What is required
The data below needs to be returned exactly, line for line.

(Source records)
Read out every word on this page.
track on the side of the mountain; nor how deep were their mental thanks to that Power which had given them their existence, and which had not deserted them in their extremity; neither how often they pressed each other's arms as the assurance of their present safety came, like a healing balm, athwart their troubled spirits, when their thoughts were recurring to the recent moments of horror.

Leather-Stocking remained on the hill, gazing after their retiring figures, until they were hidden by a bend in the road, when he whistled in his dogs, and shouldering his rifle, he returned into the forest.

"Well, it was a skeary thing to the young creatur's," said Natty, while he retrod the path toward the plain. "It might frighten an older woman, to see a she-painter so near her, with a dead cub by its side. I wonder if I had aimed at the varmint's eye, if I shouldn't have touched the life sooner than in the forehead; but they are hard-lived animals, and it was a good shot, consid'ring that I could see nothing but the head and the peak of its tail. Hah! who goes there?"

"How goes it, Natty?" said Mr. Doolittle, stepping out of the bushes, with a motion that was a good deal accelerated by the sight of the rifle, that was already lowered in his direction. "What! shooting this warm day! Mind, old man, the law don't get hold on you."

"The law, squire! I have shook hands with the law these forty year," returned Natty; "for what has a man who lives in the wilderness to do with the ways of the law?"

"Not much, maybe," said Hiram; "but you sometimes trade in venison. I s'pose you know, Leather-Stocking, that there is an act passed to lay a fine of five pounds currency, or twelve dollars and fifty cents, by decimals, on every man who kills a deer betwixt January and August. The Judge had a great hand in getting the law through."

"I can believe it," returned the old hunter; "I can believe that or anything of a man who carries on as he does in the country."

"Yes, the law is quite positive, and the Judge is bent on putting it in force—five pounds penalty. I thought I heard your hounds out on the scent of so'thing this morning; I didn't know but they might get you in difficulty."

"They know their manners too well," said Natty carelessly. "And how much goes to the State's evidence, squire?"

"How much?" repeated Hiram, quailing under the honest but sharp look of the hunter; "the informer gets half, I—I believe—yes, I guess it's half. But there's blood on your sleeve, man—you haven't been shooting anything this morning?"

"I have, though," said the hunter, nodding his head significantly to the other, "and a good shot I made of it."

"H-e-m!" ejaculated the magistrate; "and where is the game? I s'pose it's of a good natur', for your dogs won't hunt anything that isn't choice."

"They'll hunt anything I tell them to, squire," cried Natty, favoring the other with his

Reply to the exercise
Read out every word on this page.
track on the side of the mountain; nor how deep were their mental thanks to that Power which had given them their existence, and which had not deserted them in their extremity; neither how often they pressed each other's arms as the assurance of their present safety came, like a healing balm, athwart their troubled spirits, when their thoughts were recurring to the recent moments of horror.

Leather-Stocking remained on the hill, gazing after their retiring figures, until they were hidden by a bend in the road, when he whistled in his dogs, and shouldering his rifle, he returned into the forest.

"Well, it was a skeary thing to the young creatur's," said Natty, while he retrod the path toward the plain. "It might frighten an older woman, to see a she-painter so near her, with a dead cub by its side. I wonder if I had aimed at the varmint's eye, if I shouldn't have touched the life sooner than in the forehead; but they are hard-lived animals, and it was a good shot, consid'ring that I could see nothing but the head and the peak of its tail. Hah! who goes there?"

"How goes it, Natty?" said Mr. Doolittle, stepping out of the bushes, with a motion that was a good deal accelerated by the sight of the rifle, that was already lowered in his direction. "What! shooting this warm day! Mind, old man, the law don't get hold on you."

"The law, squire! I have shook hands with the law these forty year," returned Natty; "for what has a man who lives in the wilderness to do with the ways of the law?"

"Not much, maybe," said Hiram; "but you sometimes trade in venison. I s'pose you know, Leather-Stocking, that there is an act passed to lay a fine of five pounds currency, or twelve dollars and fifty cents, by decimals, on every man who kills a deer betwixt January and August. The Judge had a great hand in getting the law through."

"I can believe it," returned the old hunter; "I can believe that or anything of a man who carries on as he does in the country."

"Yes, the law is quite positive, and the Judge is bent on putting it in force—five pounds penalty. I thought I heard your hounds out on the scent of so'thing this morning; I didn't know but they might get you in difficulty."

"They know their manners too well," said Natty carelessly. "And how much goes to the State's evidence, squire?"

"How much?" repeated Hiram, quailing under the honest but sharp look of the hunter; "the informer gets half, I—I believe—yes, I guess it's half. But there's blood on your sleeve, man—you haven't been shooting anything this morning?"

"I have, though," said the hunter, nodding his head significantly to the other, "and a good shot I made of it."

"H-e-m!" ejaculated the magistrate; "and where is the game? I s'pose it's of a good natur', for your dogs won't hunt anything that isn't choice."

"They'll hunt anything I tell them to, squire," cried Natty, favoring the other with his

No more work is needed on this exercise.